▶ **Problem requirements**
Make an exact copy of all the entries, with the pictures left out.

◇ ◇ ◇ ◇ ◇ ◇ ◇

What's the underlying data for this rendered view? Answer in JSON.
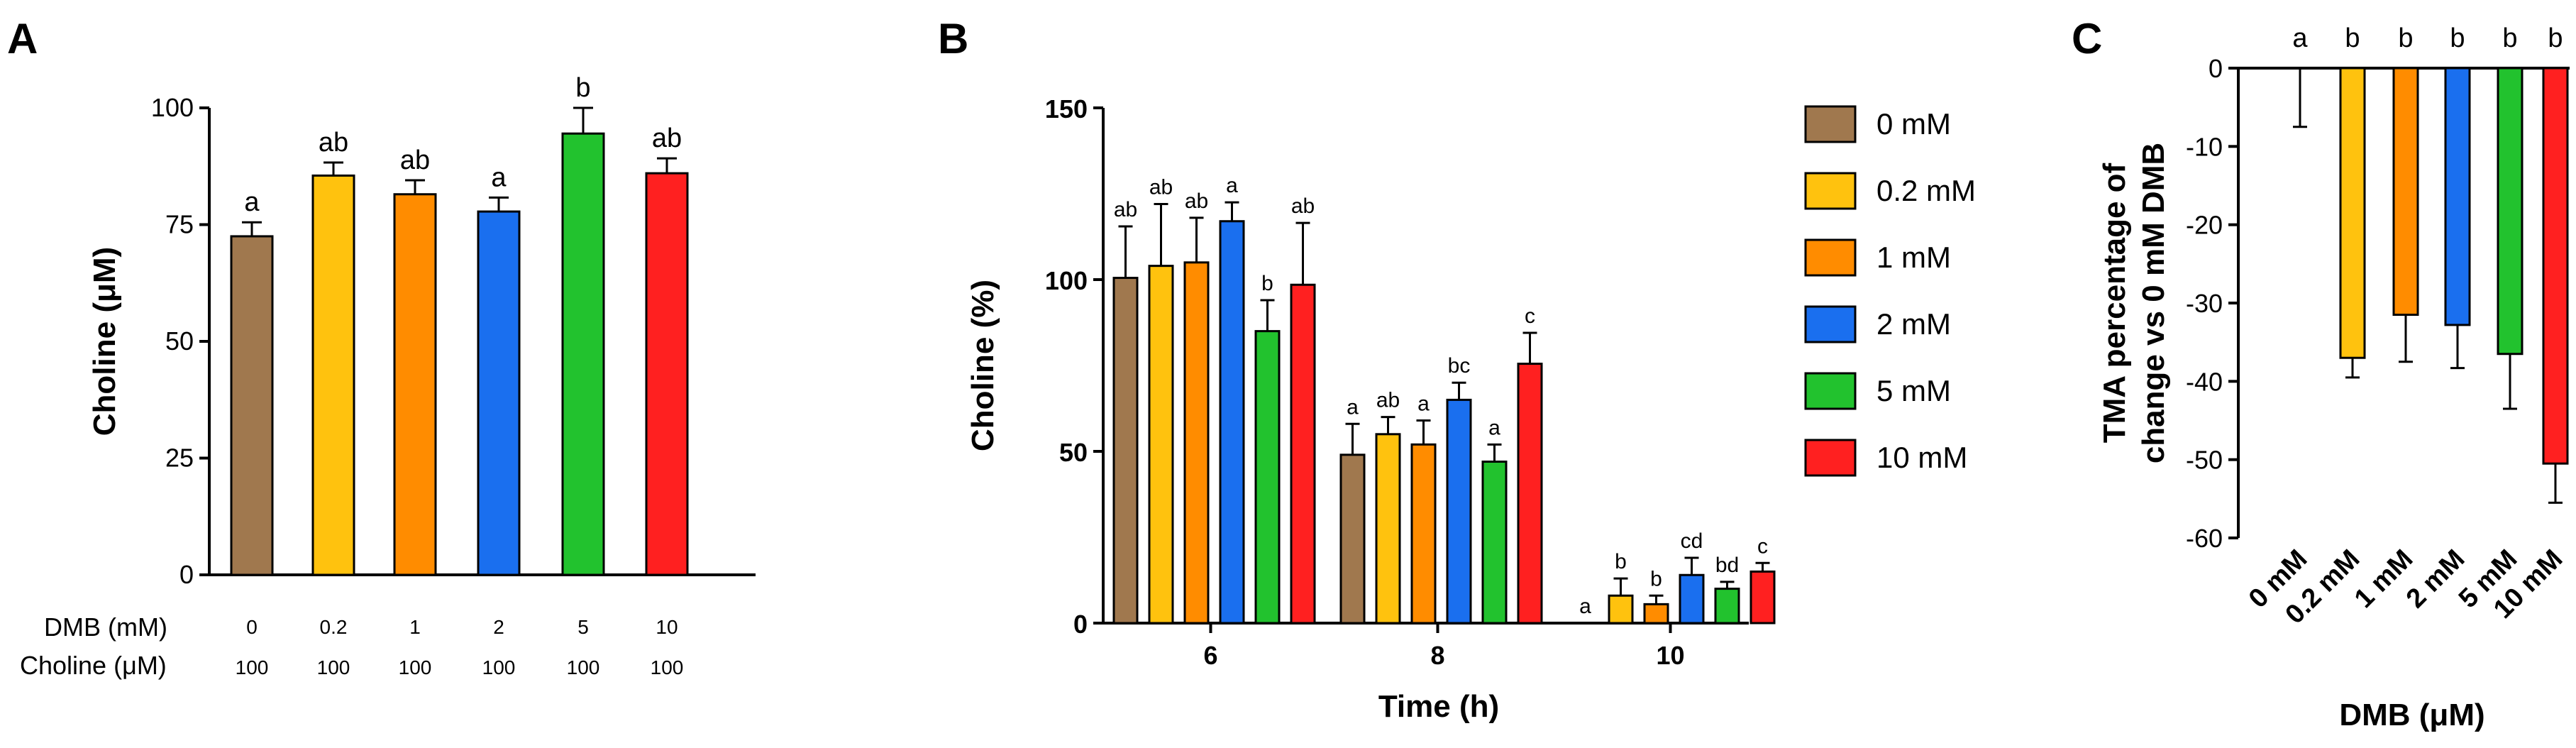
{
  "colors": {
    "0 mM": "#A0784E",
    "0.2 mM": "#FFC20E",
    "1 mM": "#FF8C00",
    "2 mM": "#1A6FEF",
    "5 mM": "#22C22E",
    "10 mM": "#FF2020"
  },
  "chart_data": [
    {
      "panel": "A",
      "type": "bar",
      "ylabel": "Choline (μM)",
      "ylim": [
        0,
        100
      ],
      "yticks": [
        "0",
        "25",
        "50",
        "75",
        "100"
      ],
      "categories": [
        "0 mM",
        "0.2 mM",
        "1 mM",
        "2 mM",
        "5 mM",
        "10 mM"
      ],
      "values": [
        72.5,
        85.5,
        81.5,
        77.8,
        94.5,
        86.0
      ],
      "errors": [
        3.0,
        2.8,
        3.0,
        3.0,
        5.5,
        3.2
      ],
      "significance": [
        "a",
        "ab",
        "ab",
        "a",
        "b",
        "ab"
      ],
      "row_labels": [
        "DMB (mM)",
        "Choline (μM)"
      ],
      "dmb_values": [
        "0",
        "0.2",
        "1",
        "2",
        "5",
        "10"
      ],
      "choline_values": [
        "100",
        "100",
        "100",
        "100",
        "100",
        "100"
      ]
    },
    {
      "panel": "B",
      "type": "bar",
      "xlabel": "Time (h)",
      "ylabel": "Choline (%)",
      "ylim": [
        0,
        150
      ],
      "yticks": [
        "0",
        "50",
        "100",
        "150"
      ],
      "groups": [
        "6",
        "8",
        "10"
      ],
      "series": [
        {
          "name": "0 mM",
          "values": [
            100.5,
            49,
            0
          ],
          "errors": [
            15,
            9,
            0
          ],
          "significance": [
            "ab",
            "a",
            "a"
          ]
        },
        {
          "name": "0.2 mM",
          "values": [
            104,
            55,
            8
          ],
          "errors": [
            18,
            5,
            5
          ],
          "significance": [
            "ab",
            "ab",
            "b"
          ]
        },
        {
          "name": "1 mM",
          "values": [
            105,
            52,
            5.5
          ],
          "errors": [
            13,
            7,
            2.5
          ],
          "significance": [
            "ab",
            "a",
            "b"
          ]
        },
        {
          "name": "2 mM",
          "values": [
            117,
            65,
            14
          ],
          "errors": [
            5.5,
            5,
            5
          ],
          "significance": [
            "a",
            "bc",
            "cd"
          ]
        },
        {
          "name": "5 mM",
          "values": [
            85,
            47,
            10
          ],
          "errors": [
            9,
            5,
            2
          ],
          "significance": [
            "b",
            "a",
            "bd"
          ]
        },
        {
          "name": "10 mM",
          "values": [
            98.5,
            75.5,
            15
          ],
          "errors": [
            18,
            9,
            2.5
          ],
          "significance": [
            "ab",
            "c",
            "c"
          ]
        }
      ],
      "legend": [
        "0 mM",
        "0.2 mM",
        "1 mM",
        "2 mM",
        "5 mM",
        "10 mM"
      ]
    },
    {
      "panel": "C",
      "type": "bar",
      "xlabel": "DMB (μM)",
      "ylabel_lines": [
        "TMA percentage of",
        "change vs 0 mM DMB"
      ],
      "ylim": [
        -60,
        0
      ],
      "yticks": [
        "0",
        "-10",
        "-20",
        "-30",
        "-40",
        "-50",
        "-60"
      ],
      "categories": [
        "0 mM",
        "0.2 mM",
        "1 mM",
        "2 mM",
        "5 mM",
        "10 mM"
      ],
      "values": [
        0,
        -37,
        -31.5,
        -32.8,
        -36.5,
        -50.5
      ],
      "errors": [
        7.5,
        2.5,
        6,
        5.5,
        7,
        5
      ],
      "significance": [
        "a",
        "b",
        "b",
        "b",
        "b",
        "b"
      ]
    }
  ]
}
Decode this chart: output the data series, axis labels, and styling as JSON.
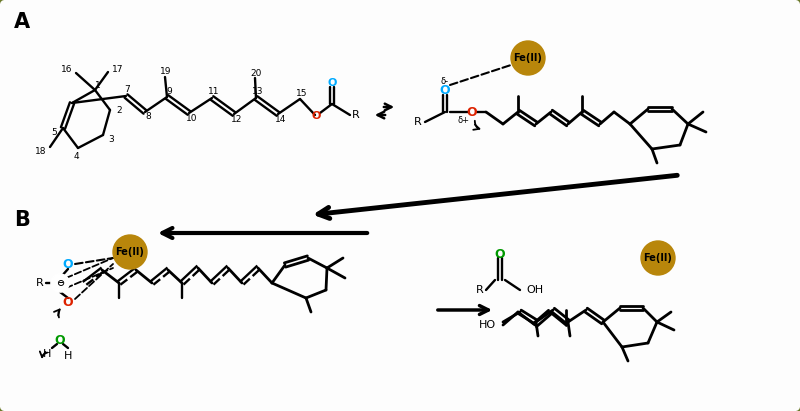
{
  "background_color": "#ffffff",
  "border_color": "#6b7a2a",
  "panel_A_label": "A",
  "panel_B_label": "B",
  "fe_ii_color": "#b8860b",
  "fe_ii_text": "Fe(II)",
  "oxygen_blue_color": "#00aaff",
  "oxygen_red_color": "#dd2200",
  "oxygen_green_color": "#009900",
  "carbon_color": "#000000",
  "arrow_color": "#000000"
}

◇ ◇ ◇ ◇ ◇ ◇ ◇

▶ **Final result**
What's the underlying data for this rendered view? Answer in JSON.
{
  "colors": {
    "0 mM": "#A0784E",
    "0.2 mM": "#FFC20E",
    "1 mM": "#FF8C00",
    "2 mM": "#1A6FEF",
    "5 mM": "#22C22E",
    "10 mM": "#FF2020"
  },
  "chart_data": [
    {
      "panel": "A",
      "type": "bar",
      "ylabel": "Choline (μM)",
      "ylim": [
        0,
        100
      ],
      "yticks": [
        "0",
        "25",
        "50",
        "75",
        "100"
      ],
      "categories": [
        "0 mM",
        "0.2 mM",
        "1 mM",
        "2 mM",
        "5 mM",
        "10 mM"
      ],
      "values": [
        72.5,
        85.5,
        81.5,
        77.8,
        94.5,
        86.0
      ],
      "errors": [
        3.0,
        2.8,
        3.0,
        3.0,
        5.5,
        3.2
      ],
      "significance": [
        "a",
        "ab",
        "ab",
        "a",
        "b",
        "ab"
      ],
      "row_labels": [
        "DMB (mM)",
        "Choline (μM)"
      ],
      "dmb_values": [
        "0",
        "0.2",
        "1",
        "2",
        "5",
        "10"
      ],
      "choline_values": [
        "100",
        "100",
        "100",
        "100",
        "100",
        "100"
      ]
    },
    {
      "panel": "B",
      "type": "bar",
      "xlabel": "Time (h)",
      "ylabel": "Choline (%)",
      "ylim": [
        0,
        150
      ],
      "yticks": [
        "0",
        "50",
        "100",
        "150"
      ],
      "groups": [
        "6",
        "8",
        "10"
      ],
      "series": [
        {
          "name": "0 mM",
          "values": [
            100.5,
            49,
            0
          ],
          "errors": [
            15,
            9,
            0
          ],
          "significance": [
            "ab",
            "a",
            "a"
          ]
        },
        {
          "name": "0.2 mM",
          "values": [
            104,
            55,
            8
          ],
          "errors": [
            18,
            5,
            5
          ],
          "significance": [
            "ab",
            "ab",
            "b"
          ]
        },
        {
          "name": "1 mM",
          "values": [
            105,
            52,
            5.5
          ],
          "errors": [
            13,
            7,
            2.5
          ],
          "significance": [
            "ab",
            "a",
            "b"
          ]
        },
        {
          "name": "2 mM",
          "values": [
            117,
            65,
            14
          ],
          "errors": [
            5.5,
            5,
            5
          ],
          "significance": [
            "a",
            "bc",
            "cd"
          ]
        },
        {
          "name": "5 mM",
          "values": [
            85,
            47,
            10
          ],
          "errors": [
            9,
            5,
            2
          ],
          "significance": [
            "b",
            "a",
            "bd"
          ]
        },
        {
          "name": "10 mM",
          "values": [
            98.5,
            75.5,
            15
          ],
          "errors": [
            18,
            9,
            2.5
          ],
          "significance": [
            "ab",
            "c",
            "c"
          ]
        }
      ],
      "legend": [
        "0 mM",
        "0.2 mM",
        "1 mM",
        "2 mM",
        "5 mM",
        "10 mM"
      ]
    },
    {
      "panel": "C",
      "type": "bar",
      "xlabel": "DMB (μM)",
      "ylabel_lines": [
        "TMA percentage of",
        "change vs 0 mM DMB"
      ],
      "ylim": [
        -60,
        0
      ],
      "yticks": [
        "0",
        "-10",
        "-20",
        "-30",
        "-40",
        "-50",
        "-60"
      ],
      "categories": [
        "0 mM",
        "0.2 mM",
        "1 mM",
        "2 mM",
        "5 mM",
        "10 mM"
      ],
      "values": [
        0,
        -37,
        -31.5,
        -32.8,
        -36.5,
        -50.5
      ],
      "errors": [
        7.5,
        2.5,
        6,
        5.5,
        7,
        5
      ],
      "significance": [
        "a",
        "b",
        "b",
        "b",
        "b",
        "b"
      ]
    }
  ]
}
Decode this chart: output the data series, axis labels, and styling as JSON.
{
  "background_color": "#ffffff",
  "border_color": "#6b7a2a",
  "panel_A_label": "A",
  "panel_B_label": "B",
  "fe_ii_color": "#b8860b",
  "fe_ii_text": "Fe(II)",
  "oxygen_blue_color": "#00aaff",
  "oxygen_red_color": "#dd2200",
  "oxygen_green_color": "#009900",
  "carbon_color": "#000000",
  "arrow_color": "#000000"
}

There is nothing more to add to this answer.